Given problem:
Copy out the material below in full, but not its images.

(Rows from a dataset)
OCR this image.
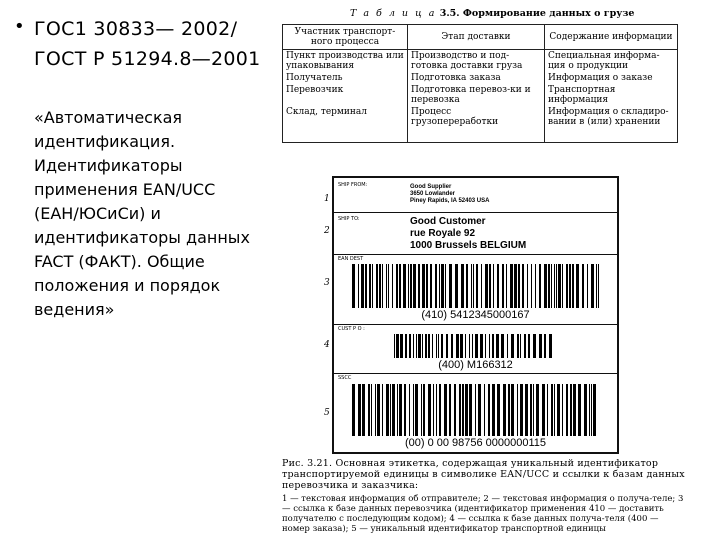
• ГОС1 30833— 2002/ГОСТ Р 51294.8—2001
«Автоматическая идентификация. Идентификаторы применения EAN/UCC (ЕАН/ЮСиСи) и идентификаторы данных FACT (ФАКТ). Общие положения и порядок ведения»
Т а б л и ц а 3.5. Формирование данных о грузе
Участник транспорт-ного процесса	Этап доставки	Содержание информации
Пункт производства или упаковывания	Производство и под-готовка доставки груза	Специальная информа-ция о продукции
Получатель	Подготовка заказа	Информация о заказе
Перевозчик	Подготовка перевоз-ки и перевозка	Транспортная информация
Склад, терминал	Процесс грузопереработки	Информация о складиро-вании в (или) хранении
1
2
3
4
5
SHIP FROM:	Good Supplier
3650 Lowlander
Piney Rapids, IA 52403 USA
SHIP TO:	Good Customer
rue Royale 92
1000 Brussels BELGIUM
EAN DEST
(410) 5412345000167
CUST P O :
(400) M166312
SSCC
(00) 0 00 98756 0000000115
Рис. 3.21. Основная этикетка, содержащая уникальный идентификатор транспортируемой единицы в символике EAN/UCC и ссылки к базам данных перевозчика и заказчика:
1 — текстовая информация об отправителе; 2 — текстовая информация о получа-теле; 3 — ссылка к базе данных перевозчика (идентификатор применения 410 — доставить получателю с последующим кодом); 4 — ссылка к базе данных получа-теля (400 — номер заказа); 5 — уникальный идентификатор транспортной единицы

The completed task:
OCR this image.
• ГОС1 30833— 2002/ГОСТ Р 51294.8—2001
«Автоматическая идентификация. Идентификаторы применения EAN/UCC (ЕАН/ЮСиСи) и идентификаторы данных FACT (ФАКТ). Общие положения и порядок ведения»
Т а б л и ц а 3.5. Формирование данных о грузе
Участник транспорт-ного процесса	Этап доставки	Содержание информации
Пункт производства или упаковывания	Производство и под-готовка доставки груза	Специальная информа-ция о продукции
Получатель	Подготовка заказа	Информация о заказе
Перевозчик	Подготовка перевоз-ки и перевозка	Транспортная информация
Склад, терминал	Процесс грузопереработки	Информация о складиро-вании в (или) хранении
1
2
3
4
5
SHIP FROM:	Good Supplier
3650 Lowlander
Piney Rapids, IA 52403 USA
SHIP TO:	Good Customer
rue Royale 92
1000 Brussels BELGIUM
EAN DEST
(410) 5412345000167
CUST P O :
(400) M166312
SSCC
(00) 0 00 98756 0000000115
Рис. 3.21. Основная этикетка, содержащая уникальный идентификатор транспортируемой единицы в символике EAN/UCC и ссылки к базам данных перевозчика и заказчика:
1 — текстовая информация об отправителе; 2 — текстовая информация о получа-теле; 3 — ссылка к базе данных перевозчика (идентификатор применения 410 — доставить получателю с последующим кодом); 4 — ссылка к базе данных получа-теля (400 — номер заказа); 5 — уникальный идентификатор транспортной единицы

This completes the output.